Figure 3.

Loss of LKB1 leads to disruption of TJ components and reduced AMPK activation. (A) Simplified schematic representation of TJ organization in hepatocytes. TJs are at the interface of lateral and apical membranes and are composed of transmembrane proteins (claudin; yellow), scaffold proteins (ZO‐1; green), regulatory proteins (cingulin; orange) and cytoskeleton (actin or microtubules; red). (B‐D) Liver sections from control (upper panels) or LKB1^−/− (lower panels) were stained with phalloidin, claudin‐1, or cingulin and ZO‐1 antibodies. Note the redistribution of cingulin to the cytosol in LKB1^−/− mice compared with control mice. Scale bar: 10 μm. (E) Western blot analysis of LKB1, AMPK, and pAMPK. Total cell lysates of livers from control and LKB1^−/− mice were immunoblotted to determine levels of LKB1, AMPK, and phospho‐Thr172 AMPK (pAMPK). Representative western blots are shown. Quantification of pAMPK/AMPK from three independent experiments was plotted as the mean ± SEM (control 1.33 ± 0.23; LKB1^−/− 0.31 ± 0.11; P < 0.005).
***
**Task instructions**
Answer these questions from the figure caption:
(a) Which scaffold protein appears in the tight junction schematic, and in what color is it drawn?
(b) Which protein is noted as redistributed to the cytosol in LKB1^−/− mice?
(c) What pAMPK/AMPK values are reported for control and LKB1^−/− livers?
These records have no connection to the caption above.

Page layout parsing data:
***
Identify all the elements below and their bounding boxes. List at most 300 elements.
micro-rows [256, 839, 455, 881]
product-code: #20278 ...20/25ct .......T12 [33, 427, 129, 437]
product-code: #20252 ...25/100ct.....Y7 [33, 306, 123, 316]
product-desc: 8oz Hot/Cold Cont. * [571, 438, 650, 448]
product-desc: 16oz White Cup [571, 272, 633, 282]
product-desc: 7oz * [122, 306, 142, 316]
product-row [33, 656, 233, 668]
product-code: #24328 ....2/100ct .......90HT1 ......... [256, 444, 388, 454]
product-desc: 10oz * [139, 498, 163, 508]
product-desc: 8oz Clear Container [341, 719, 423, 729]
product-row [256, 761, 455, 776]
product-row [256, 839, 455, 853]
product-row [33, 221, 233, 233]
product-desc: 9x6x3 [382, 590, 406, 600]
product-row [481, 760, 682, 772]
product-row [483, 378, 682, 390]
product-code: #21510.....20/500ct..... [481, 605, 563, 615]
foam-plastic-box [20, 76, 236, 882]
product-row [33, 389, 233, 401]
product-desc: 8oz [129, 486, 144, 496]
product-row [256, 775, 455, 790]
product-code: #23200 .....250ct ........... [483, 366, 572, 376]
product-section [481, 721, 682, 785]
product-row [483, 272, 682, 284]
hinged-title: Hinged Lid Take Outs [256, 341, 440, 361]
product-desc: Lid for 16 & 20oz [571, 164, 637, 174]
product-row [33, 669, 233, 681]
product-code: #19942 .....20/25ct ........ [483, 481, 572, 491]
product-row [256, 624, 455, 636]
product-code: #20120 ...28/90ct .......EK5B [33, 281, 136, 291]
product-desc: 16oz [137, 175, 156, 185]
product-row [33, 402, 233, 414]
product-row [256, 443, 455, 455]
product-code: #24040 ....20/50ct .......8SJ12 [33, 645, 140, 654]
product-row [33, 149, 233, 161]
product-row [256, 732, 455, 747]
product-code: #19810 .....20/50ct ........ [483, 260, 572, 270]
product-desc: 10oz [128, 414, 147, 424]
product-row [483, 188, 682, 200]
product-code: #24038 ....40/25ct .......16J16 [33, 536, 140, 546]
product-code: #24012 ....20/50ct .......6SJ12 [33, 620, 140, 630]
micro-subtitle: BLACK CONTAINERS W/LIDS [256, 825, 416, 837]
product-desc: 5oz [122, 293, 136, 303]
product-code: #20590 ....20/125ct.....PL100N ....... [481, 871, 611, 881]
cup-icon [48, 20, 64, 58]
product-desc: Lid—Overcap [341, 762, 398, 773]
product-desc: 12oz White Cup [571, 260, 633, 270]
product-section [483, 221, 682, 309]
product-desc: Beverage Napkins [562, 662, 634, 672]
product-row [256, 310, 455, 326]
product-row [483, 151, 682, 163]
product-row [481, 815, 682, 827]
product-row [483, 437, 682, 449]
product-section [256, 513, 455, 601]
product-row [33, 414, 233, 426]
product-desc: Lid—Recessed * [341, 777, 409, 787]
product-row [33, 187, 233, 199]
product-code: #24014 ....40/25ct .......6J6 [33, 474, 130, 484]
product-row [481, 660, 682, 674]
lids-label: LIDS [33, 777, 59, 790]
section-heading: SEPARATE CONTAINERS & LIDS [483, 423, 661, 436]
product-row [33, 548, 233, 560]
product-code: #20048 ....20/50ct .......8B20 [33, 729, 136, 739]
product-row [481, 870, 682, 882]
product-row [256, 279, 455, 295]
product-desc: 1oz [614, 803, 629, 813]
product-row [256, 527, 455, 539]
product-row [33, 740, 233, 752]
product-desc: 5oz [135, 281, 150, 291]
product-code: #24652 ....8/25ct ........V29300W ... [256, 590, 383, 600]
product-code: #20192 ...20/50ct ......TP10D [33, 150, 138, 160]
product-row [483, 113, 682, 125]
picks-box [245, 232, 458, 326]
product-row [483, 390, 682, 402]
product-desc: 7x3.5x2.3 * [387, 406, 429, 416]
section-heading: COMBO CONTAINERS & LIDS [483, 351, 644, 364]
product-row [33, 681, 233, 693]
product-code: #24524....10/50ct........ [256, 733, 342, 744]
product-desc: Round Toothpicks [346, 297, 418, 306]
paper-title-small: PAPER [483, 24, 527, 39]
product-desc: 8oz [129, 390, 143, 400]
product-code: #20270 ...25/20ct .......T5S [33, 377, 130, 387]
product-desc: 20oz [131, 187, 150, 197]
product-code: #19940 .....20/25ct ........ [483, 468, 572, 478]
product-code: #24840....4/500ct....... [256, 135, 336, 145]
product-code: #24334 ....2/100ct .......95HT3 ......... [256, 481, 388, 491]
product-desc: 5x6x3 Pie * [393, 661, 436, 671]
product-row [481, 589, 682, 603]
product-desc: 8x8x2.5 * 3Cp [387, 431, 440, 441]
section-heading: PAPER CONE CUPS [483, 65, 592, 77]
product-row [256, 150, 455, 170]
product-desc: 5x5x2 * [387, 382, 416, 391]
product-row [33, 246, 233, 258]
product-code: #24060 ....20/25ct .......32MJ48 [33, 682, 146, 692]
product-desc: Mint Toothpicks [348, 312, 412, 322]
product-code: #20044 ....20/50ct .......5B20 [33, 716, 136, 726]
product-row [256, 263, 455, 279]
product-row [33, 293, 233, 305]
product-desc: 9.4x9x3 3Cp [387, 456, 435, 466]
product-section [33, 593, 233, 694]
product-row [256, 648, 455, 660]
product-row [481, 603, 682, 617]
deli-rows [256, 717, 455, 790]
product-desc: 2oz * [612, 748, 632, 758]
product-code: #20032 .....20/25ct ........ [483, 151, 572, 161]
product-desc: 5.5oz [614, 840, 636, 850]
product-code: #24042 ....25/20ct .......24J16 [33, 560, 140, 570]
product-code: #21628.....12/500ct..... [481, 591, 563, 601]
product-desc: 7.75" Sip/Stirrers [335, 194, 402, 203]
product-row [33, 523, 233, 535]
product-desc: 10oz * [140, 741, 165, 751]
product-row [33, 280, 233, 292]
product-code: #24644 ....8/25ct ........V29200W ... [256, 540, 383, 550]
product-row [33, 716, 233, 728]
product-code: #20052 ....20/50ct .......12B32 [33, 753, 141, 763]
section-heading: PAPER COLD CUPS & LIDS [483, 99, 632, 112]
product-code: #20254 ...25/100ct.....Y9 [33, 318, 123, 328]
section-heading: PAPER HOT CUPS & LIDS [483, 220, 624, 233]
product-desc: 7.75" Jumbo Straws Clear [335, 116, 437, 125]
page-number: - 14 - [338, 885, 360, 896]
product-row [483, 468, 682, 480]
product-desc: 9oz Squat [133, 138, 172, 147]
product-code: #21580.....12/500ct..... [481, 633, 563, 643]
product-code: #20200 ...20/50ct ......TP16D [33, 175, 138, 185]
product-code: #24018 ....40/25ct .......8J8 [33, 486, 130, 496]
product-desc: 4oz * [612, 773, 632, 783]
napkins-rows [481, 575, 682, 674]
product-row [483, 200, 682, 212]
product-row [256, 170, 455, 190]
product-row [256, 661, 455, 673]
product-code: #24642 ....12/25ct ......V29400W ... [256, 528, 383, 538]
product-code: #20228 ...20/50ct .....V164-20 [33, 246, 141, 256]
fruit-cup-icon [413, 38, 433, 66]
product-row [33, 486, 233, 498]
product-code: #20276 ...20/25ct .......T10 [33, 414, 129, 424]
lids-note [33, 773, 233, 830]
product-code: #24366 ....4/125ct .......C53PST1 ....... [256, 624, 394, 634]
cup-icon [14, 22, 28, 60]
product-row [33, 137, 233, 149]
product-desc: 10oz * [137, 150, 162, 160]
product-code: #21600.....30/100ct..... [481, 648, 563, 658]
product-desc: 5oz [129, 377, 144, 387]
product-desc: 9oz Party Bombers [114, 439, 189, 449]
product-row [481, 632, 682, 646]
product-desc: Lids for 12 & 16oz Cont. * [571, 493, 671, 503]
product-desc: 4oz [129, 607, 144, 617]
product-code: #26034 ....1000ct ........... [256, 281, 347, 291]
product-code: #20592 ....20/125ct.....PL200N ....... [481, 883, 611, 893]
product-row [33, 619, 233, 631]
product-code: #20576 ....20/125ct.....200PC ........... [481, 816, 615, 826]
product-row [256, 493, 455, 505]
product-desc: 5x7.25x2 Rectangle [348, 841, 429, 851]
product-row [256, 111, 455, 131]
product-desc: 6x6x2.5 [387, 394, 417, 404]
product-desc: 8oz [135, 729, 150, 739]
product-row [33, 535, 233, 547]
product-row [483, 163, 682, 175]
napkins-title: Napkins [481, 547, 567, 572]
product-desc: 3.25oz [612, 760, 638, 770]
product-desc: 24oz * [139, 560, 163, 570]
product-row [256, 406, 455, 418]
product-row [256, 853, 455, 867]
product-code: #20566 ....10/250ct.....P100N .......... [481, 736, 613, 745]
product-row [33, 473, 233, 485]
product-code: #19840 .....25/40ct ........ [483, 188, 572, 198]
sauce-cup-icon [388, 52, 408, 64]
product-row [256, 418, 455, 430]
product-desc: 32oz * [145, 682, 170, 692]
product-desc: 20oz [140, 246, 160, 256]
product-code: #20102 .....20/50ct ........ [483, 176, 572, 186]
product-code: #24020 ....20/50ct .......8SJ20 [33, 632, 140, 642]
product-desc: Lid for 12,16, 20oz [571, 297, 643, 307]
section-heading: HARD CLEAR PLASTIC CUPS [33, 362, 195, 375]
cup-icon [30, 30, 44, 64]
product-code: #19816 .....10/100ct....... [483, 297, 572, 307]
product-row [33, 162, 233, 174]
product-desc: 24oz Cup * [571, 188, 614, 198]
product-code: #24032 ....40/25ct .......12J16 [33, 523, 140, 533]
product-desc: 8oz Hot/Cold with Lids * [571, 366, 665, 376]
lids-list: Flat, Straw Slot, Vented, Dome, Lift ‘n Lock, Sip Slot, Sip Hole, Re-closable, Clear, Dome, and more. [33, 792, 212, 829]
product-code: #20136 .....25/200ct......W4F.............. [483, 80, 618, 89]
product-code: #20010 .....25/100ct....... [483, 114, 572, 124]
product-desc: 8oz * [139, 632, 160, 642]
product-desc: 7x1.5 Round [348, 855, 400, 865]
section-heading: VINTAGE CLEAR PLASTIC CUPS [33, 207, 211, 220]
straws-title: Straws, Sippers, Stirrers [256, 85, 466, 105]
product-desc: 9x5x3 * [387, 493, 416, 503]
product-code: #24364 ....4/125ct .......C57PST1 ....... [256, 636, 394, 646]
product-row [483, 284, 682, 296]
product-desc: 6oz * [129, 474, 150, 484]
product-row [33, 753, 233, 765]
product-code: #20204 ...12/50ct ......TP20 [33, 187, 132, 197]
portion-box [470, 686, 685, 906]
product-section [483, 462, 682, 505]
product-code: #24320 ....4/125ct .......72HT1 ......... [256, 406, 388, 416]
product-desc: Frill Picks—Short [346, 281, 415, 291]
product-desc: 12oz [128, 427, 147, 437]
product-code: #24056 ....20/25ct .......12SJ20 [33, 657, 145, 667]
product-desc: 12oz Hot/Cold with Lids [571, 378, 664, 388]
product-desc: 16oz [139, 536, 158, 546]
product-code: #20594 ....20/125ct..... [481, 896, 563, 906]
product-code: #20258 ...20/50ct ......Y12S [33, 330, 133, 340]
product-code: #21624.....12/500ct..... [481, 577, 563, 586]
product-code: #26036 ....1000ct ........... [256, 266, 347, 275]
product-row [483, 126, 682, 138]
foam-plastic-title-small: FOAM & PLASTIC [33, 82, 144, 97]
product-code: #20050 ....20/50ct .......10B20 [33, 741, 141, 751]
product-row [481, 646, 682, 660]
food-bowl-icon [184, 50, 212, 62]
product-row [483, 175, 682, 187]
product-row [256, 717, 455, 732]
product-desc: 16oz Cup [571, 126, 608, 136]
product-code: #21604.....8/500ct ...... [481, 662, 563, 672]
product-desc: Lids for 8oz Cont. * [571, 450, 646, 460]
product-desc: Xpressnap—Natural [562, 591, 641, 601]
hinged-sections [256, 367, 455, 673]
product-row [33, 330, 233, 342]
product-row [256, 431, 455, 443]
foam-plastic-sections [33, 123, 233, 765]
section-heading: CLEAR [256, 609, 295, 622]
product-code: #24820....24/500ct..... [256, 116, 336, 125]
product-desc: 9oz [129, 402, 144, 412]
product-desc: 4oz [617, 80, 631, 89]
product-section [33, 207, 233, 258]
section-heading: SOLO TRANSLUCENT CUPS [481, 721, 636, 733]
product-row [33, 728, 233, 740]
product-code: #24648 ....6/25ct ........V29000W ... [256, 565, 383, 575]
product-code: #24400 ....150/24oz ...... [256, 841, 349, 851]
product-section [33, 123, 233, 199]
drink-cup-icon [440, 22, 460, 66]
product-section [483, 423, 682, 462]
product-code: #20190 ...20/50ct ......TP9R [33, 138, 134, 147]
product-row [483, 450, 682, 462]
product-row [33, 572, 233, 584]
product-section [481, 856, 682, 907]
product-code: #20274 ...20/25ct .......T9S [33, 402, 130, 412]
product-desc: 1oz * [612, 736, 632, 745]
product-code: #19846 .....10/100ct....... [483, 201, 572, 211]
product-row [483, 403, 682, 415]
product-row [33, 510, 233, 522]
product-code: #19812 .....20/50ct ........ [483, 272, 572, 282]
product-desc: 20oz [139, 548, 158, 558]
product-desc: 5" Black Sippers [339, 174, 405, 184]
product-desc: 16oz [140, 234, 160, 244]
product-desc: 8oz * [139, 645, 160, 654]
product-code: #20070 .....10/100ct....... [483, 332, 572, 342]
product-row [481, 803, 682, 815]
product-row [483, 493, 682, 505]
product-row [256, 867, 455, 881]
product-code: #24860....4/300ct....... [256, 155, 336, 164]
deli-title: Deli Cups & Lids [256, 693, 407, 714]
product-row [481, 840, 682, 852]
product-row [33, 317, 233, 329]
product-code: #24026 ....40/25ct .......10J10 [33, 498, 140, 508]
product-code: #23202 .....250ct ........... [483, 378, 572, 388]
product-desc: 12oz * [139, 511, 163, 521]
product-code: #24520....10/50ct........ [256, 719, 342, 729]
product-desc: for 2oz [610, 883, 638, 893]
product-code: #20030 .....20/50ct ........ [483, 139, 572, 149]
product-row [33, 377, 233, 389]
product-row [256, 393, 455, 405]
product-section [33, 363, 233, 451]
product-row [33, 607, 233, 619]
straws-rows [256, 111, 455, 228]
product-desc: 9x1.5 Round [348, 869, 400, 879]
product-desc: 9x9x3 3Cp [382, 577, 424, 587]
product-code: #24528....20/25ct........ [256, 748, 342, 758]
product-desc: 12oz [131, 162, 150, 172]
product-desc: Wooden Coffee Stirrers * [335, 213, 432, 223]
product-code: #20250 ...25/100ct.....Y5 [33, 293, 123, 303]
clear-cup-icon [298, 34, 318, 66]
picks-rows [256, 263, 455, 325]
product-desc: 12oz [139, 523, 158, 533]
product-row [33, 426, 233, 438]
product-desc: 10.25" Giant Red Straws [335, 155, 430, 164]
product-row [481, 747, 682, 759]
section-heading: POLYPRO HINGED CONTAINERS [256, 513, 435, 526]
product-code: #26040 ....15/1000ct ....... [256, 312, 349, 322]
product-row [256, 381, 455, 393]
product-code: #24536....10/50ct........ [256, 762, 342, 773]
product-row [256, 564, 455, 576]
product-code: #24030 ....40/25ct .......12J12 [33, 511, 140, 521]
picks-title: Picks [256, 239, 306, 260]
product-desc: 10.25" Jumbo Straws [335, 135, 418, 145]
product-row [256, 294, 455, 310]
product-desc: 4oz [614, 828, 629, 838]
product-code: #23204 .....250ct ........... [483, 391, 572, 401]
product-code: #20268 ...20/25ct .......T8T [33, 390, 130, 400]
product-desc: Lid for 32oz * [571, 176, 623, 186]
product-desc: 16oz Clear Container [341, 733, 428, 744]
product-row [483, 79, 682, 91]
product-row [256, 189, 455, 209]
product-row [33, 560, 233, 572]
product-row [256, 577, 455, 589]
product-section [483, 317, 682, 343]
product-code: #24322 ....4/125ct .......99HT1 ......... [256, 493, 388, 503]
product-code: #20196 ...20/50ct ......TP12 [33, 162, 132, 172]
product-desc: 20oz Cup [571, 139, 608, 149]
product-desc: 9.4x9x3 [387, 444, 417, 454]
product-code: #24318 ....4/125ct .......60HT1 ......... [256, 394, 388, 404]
***
**Response**
(a) ZO‐1, drawn in green.
(b) Cingulin.
(c) Control 1.33 ± 0.23; LKB1^−/− 0.31 ± 0.11 (P < 0.005).